Source data:
((

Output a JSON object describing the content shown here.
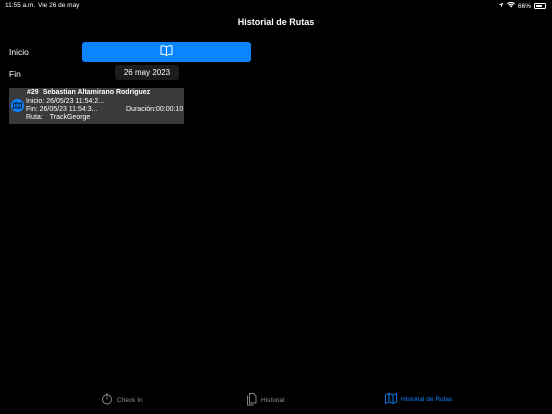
{
  "status_bar": {
    "time": "11:55 a.m.",
    "date": "Vie 26 de may",
    "battery": "66%",
    "battery_level": 0.66
  },
  "nav": {
    "title": "Historial de Rutas"
  },
  "filters": {
    "inicio_label": "Inicio",
    "fin_label": "Fin",
    "fin_date": "26 may 2023",
    "book_icon": "book-icon"
  },
  "routes": [
    {
      "number": "#29",
      "name": "Sebastian Altamirano Rodriguez",
      "inicio": "Inicio: 26/05/23 11:54:2...",
      "fin": "Fin:   26/05/23 11:54:3...",
      "duracion": "Duración:00:00:10",
      "ruta_label": "Ruta:",
      "ruta_value": "TrackGeorge",
      "icon": "route-icon"
    }
  ],
  "tabs": [
    {
      "label": "Check In",
      "icon": "stopwatch-icon",
      "active": false
    },
    {
      "label": "Historial",
      "icon": "document-icon",
      "active": false
    },
    {
      "label": "Historial de Rutas",
      "icon": "map-icon",
      "active": true
    }
  ],
  "colors": {
    "background": "#000000",
    "accent": "#0a84ff",
    "card": "#3a3a3c",
    "inactive_tab": "#8e8e93"
  }
}
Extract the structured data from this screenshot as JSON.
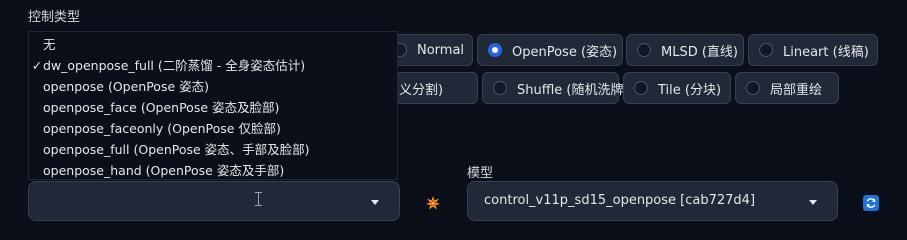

))

Instructions for the task:
Print out the lines exactly, skipping any picture.

The result:
Output a JSON object describing the content shown here.
{
  "status_bar": {
    "time": "11:55 a.m.",
    "date": "Vie 26 de may",
    "battery": "66%",
    "battery_level": 0.66
  },
  "nav": {
    "title": "Historial de Rutas"
  },
  "filters": {
    "inicio_label": "Inicio",
    "fin_label": "Fin",
    "fin_date": "26 may 2023",
    "book_icon": "book-icon"
  },
  "routes": [
    {
      "number": "#29",
      "name": "Sebastian Altamirano Rodriguez",
      "inicio": "Inicio: 26/05/23 11:54:2...",
      "fin": "Fin:   26/05/23 11:54:3...",
      "duracion": "Duración:00:00:10",
      "ruta_label": "Ruta:",
      "ruta_value": "TrackGeorge",
      "icon": "route-icon"
    }
  ],
  "tabs": [
    {
      "label": "Check In",
      "icon": "stopwatch-icon",
      "active": false
    },
    {
      "label": "Historial",
      "icon": "document-icon",
      "active": false
    },
    {
      "label": "Historial de Rutas",
      "icon": "map-icon",
      "active": true
    }
  ],
  "colors": {
    "background": "#000000",
    "accent": "#0a84ff",
    "card": "#3a3a3c",
    "inactive_tab": "#8e8e93"
  }
}
Extract the structured data from this screenshot as JSON.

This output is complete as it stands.